→ Page excerpt:
::::::::

Femme Files #1: Chlöe Bailey is A Rockstar

Megan shares how musical sensation and pop culture favourite, Chlöe Bailey’s expression has affected and inspired her as a Black woman.

A B&W collage of Chloe Bailey

Chlöe’s musicality and performance style has inspired and shifted me into focus.

In September, the algorithm blessed me with a YouTube clip of Chlöe Bailey joining H.E.R. on stage at the latter’s 2021 Lights On Festival in New York, USA, to perform Led Zeppelin’s Black Dog. Chlöe — one half of the critically acclaimed R&B duo Chlöe x Halle — had just released her first solo single, Have Mercy, and was garnering infamy as a solo act. Now, this was not my first encounter with the artist — I have always been a Chlöe x Halle fan — but by the end of this specific video, I was in awe of Chlöe in her singularity. This awe spurred me into research so I could encapsulate the rush I had just felt into writing.

Writing and research can often be a rabbit hole, and I fell deep into the controversy and conversation that this young woman — and more specifically her image — has cultivated. Soon enough, that was the shape that my article started to take: I wanted to defend Chlöe’s dignity and her right to her choice of expression, and shun everyone who thought they had a right to say otherwise, as though I were her white knight or something. But that, for me, became a part of the problem; it was this centredness with what she wore, how “sexually” she was either portraying herself or being perceived, that ended up undermining my entire article. I had fallen prey to the same narratives, even in my reaction to them, and it made me sick. 

A B&W collage of Chloe Bailey

I deleted my draft and started again. I asked myself why I had set out to write about her in the first place. She is on people’s minds and lips for various reasons, sure, but why is she on mine? The reason she had fascinated me was an incredibly simple one: she was a rockstar, and I felt like I hadn’t witnessed one lately. Her prowess and stage presence confounded me completely. The confidence she brought to the stage was breathtaking. The ease with which she marched onto it was like a paradox. She interacted with hundreds of strangers like it was intrinsic to her nature. She owned the crowd with her high energy and moved with the music like she and the music were one entity. In an interview, Chlöe said, “My love life is music,” and it was crystal clear on that stage.

::::::::

→ Information given:

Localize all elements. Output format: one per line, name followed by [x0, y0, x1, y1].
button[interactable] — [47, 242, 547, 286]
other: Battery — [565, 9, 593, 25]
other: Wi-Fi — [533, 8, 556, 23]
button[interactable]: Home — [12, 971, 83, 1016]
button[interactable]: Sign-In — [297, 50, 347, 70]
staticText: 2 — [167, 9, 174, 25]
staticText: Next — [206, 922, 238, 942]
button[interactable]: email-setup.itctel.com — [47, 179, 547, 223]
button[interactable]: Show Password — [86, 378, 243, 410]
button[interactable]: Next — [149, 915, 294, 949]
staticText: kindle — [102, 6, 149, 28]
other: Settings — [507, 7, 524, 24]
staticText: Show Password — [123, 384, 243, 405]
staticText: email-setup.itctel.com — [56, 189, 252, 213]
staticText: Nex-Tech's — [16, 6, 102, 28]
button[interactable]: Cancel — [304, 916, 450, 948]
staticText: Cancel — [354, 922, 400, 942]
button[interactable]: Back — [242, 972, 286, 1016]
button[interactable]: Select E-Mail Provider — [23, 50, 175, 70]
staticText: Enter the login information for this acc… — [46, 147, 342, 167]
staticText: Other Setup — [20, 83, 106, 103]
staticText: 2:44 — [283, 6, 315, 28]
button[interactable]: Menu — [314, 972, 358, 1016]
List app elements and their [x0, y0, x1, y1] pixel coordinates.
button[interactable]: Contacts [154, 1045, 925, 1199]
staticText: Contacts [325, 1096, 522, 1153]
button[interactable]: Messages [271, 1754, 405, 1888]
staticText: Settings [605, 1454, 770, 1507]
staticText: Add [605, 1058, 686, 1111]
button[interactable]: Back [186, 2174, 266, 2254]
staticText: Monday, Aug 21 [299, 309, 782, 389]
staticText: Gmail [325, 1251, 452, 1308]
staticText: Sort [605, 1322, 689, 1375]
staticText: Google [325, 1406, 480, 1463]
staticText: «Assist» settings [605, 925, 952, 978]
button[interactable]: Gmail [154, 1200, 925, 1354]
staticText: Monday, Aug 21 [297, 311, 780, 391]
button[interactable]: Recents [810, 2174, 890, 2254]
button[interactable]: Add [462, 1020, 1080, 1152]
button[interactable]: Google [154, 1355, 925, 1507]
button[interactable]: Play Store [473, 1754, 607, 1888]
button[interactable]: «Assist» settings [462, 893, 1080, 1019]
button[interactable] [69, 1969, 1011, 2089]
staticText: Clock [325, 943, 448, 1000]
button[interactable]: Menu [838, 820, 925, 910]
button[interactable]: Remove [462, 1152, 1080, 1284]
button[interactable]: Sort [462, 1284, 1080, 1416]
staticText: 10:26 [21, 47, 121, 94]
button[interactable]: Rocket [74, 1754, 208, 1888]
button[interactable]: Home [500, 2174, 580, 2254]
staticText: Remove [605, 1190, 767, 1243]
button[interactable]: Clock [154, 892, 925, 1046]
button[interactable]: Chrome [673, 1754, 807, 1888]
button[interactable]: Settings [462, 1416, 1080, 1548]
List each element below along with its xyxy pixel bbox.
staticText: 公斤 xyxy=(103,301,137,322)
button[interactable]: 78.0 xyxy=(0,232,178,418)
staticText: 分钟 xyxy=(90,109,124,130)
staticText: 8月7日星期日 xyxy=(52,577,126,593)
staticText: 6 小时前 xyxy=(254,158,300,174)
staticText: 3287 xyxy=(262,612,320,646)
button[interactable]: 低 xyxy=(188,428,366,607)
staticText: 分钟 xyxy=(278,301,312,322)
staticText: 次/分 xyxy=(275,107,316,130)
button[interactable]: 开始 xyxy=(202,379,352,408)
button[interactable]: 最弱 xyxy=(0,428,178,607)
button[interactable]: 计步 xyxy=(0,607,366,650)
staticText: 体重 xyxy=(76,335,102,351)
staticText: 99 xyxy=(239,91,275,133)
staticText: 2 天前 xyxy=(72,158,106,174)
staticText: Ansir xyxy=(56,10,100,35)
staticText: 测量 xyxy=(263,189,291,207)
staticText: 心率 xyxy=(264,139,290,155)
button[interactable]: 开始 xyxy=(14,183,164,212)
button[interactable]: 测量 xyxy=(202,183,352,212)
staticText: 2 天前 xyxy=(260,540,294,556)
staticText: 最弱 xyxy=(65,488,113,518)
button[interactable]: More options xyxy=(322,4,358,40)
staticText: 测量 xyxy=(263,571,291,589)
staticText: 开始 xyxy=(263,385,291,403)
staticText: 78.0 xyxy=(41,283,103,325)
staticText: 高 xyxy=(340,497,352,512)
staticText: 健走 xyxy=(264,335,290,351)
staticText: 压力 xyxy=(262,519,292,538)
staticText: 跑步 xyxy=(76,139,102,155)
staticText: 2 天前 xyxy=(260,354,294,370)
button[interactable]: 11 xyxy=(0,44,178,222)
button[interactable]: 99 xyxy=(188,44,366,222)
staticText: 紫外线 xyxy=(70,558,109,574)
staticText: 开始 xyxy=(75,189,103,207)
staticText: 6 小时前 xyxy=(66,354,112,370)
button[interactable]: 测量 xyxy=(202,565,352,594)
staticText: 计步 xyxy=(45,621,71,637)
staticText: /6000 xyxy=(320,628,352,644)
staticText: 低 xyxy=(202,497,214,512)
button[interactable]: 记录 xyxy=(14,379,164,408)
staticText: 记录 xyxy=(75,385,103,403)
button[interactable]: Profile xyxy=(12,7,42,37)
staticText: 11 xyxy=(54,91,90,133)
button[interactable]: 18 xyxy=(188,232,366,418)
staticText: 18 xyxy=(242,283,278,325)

::::::::

→ What you should do: Rewrite the passage of the Chlöe Bailey article starting at "Megan shares how" and ending at "felt into writing.", swapping "awe" for "wonder" wherever it appears.

→ The solution:
Megan shares how musical sensation and pop culture favourite, Chlöe Bailey’s expression has affected and inspired her as a Black woman.

A B&W collage of Chloe Bailey

Chlöe’s musicality and performance style has inspired and shifted me into focus.

In September, the algorithm blessed me with a YouTube clip of Chlöe Bailey joining H.E.R. on stage at the latter’s 2021 Lights On Festival in New York, USA, to perform Led Zeppelin’s Black Dog. Chlöe — one half of the critically acclaimed R&B duo Chlöe x Halle — had just released her first solo single, Have Mercy, and was garnering infamy as a solo act. Now, this was not my first encounter with the artist — I have always been a Chlöe x Halle fan — but by the end of this specific video, I was in wonder of Chlöe in her singularity. This wonder spurred me into research so I could encapsulate the rush I had just felt into writing.